◆ **Saved data entries**
^^^^^^^^
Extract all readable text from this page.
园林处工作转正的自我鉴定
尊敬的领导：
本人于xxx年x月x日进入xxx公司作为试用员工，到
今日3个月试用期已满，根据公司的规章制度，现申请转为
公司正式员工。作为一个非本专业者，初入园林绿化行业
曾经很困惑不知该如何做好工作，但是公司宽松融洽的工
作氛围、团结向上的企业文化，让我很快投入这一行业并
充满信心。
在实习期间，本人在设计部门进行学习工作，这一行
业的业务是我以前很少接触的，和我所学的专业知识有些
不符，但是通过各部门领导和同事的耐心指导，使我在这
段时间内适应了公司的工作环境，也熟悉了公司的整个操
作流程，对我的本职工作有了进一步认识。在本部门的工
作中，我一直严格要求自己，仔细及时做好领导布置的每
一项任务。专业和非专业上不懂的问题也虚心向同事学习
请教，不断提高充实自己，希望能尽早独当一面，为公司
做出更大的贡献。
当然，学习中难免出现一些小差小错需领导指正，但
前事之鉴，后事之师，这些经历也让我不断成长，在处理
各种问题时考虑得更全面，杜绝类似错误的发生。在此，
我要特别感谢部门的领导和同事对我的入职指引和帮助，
^^^^^^^^
◆ **GIVEN REQUEST**
Repeat the preceding lines exactly, please, every one of them.

◆ **COMPLETE RESPONSE**
Extract all readable text from this page.
园林处工作转正的自我鉴定
尊敬的领导：
本人于xxx年x月x日进入xxx公司作为试用员工，到
今日3个月试用期已满，根据公司的规章制度，现申请转为
公司正式员工。作为一个非本专业者，初入园林绿化行业
曾经很困惑不知该如何做好工作，但是公司宽松融洽的工
作氛围、团结向上的企业文化，让我很快投入这一行业并
充满信心。
在实习期间，本人在设计部门进行学习工作，这一行
业的业务是我以前很少接触的，和我所学的专业知识有些
不符，但是通过各部门领导和同事的耐心指导，使我在这
段时间内适应了公司的工作环境，也熟悉了公司的整个操
作流程，对我的本职工作有了进一步认识。在本部门的工
作中，我一直严格要求自己，仔细及时做好领导布置的每
一项任务。专业和非专业上不懂的问题也虚心向同事学习
请教，不断提高充实自己，希望能尽早独当一面，为公司
做出更大的贡献。
当然，学习中难免出现一些小差小错需领导指正，但
前事之鉴，后事之师，这些经历也让我不断成长，在处理
各种问题时考虑得更全面，杜绝类似错误的发生。在此，
我要特别感谢部门的领导和同事对我的入职指引和帮助，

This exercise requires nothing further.